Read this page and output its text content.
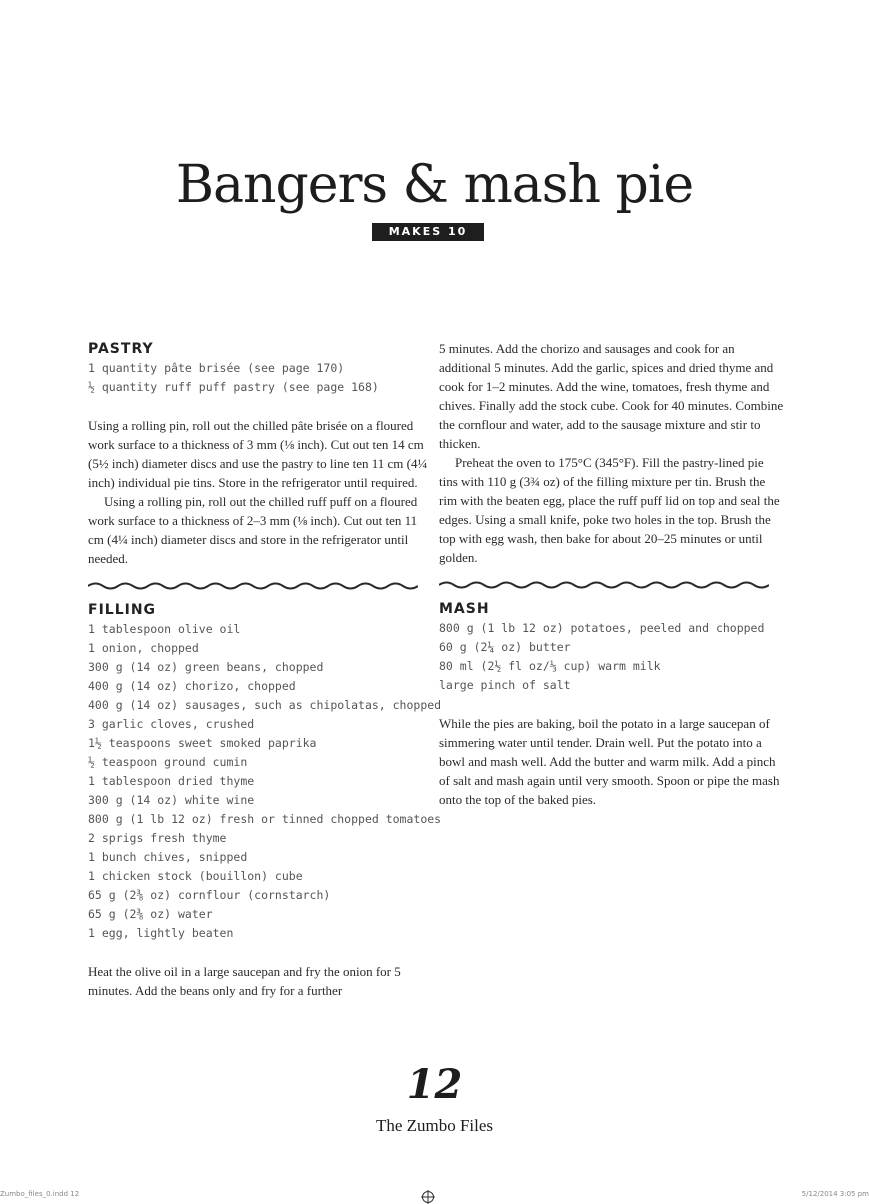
Bangers & mash pie
MAKES 10
PASTRY
1 quantity pâte brisée (see page 170)
½ quantity ruff puff pastry (see page 168)

Using a rolling pin, roll out the chilled pâte brisée on a floured work surface to a thickness of 3 mm (⅛ inch). Cut out ten 14 cm (5½ inch) diameter discs and use the pastry to line ten 11 cm (4¼ inch) individual pie tins. Store in the refrigerator until required.

Using a rolling pin, roll out the chilled ruff puff on a floured work surface to a thickness of 2–3 mm (⅛ inch). Cut out ten 11 cm (4¼ inch) diameter discs and store in the refrigerator until needed.

FILLING
1 tablespoon olive oil
1 onion, chopped
300 g (14 oz) green beans, chopped
400 g (14 oz) chorizo, chopped
400 g (14 oz) sausages, such as chipolatas, chopped
3 garlic cloves, crushed
1½ teaspoons sweet smoked paprika
½ teaspoon ground cumin
1 tablespoon dried thyme
300 g (14 oz) white wine
800 g (1 lb 12 oz) fresh or tinned chopped tomatoes
2 sprigs fresh thyme
1 bunch chives, snipped
1 chicken stock (bouillon) cube
65 g (2⅜ oz) cornflour (cornstarch)
65 g (2⅜ oz) water
1 egg, lightly beaten

Heat the olive oil in a large saucepan and fry the onion for 5 minutes. Add the beans only and fry for a further

5 minutes. Add the chorizo and sausages and cook for an additional 5 minutes. Add the garlic, spices and dried thyme and cook for 1–2 minutes. Add the wine, tomatoes, fresh thyme and chives. Finally add the stock cube. Cook for 40 minutes. Combine the cornflour and water, add to the sausage mixture and stir to thicken.

Preheat the oven to 175°C (345°F). Fill the pastry-lined pie tins with 110 g (3¾ oz) of the filling mixture per tin. Brush the rim with the beaten egg, place the ruff puff lid on top and seal the edges. Using a small knife, poke two holes in the top. Brush the top with egg wash, then bake for about 20–25 minutes or until golden.

MASH
800 g (1 lb 12 oz) potatoes, peeled and chopped
60 g (2¼ oz) butter
80 ml (2½ fl oz/⅓ cup) warm milk
large pinch of salt

While the pies are baking, boil the potato in a large saucepan of simmering water until tender. Drain well. Put the potato into a bowl and mash well. Add the butter and warm milk. Add a pinch of salt and mash again until very smooth. Spoon or pipe the mash onto the top of the baked pies.

12
The Zumbo Files
Zumbo_files_0.indd 12	5/12/2014 3:05 pm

▶ [PROMPT] Quote every record above exactly, omitting any pictures they contain.

▶ [RESULT OF THIS TASK]
Read this page and output its text content.
Bangers & mash pie
MAKES 10
PASTRY
1 quantity pâte brisée (see page 170)
½ quantity ruff puff pastry (see page 168)

Using a rolling pin, roll out the chilled pâte brisée on a floured work surface to a thickness of 3 mm (⅛ inch). Cut out ten 14 cm (5½ inch) diameter discs and use the pastry to line ten 11 cm (4¼ inch) individual pie tins. Store in the refrigerator until required.

Using a rolling pin, roll out the chilled ruff puff on a floured work surface to a thickness of 2–3 mm (⅛ inch). Cut out ten 11 cm (4¼ inch) diameter discs and store in the refrigerator until needed.

FILLING
1 tablespoon olive oil
1 onion, chopped
300 g (14 oz) green beans, chopped
400 g (14 oz) chorizo, chopped
400 g (14 oz) sausages, such as chipolatas, chopped
3 garlic cloves, crushed
1½ teaspoons sweet smoked paprika
½ teaspoon ground cumin
1 tablespoon dried thyme
300 g (14 oz) white wine
800 g (1 lb 12 oz) fresh or tinned chopped tomatoes
2 sprigs fresh thyme
1 bunch chives, snipped
1 chicken stock (bouillon) cube
65 g (2⅜ oz) cornflour (cornstarch)
65 g (2⅜ oz) water
1 egg, lightly beaten

Heat the olive oil in a large saucepan and fry the onion for 5 minutes. Add the beans only and fry for a further

5 minutes. Add the chorizo and sausages and cook for an additional 5 minutes. Add the garlic, spices and dried thyme and cook for 1–2 minutes. Add the wine, tomatoes, fresh thyme and chives. Finally add the stock cube. Cook for 40 minutes. Combine the cornflour and water, add to the sausage mixture and stir to thicken.

Preheat the oven to 175°C (345°F). Fill the pastry-lined pie tins with 110 g (3¾ oz) of the filling mixture per tin. Brush the rim with the beaten egg, place the ruff puff lid on top and seal the edges. Using a small knife, poke two holes in the top. Brush the top with egg wash, then bake for about 20–25 minutes or until golden.

MASH
800 g (1 lb 12 oz) potatoes, peeled and chopped
60 g (2¼ oz) butter
80 ml (2½ fl oz/⅓ cup) warm milk
large pinch of salt

While the pies are baking, boil the potato in a large saucepan of simmering water until tender. Drain well. Put the potato into a bowl and mash well. Add the butter and warm milk. Add a pinch of salt and mash again until very smooth. Spoon or pipe the mash onto the top of the baked pies.

12
The Zumbo Files
Zumbo_files_0.indd 12	5/12/2014 3:05 pm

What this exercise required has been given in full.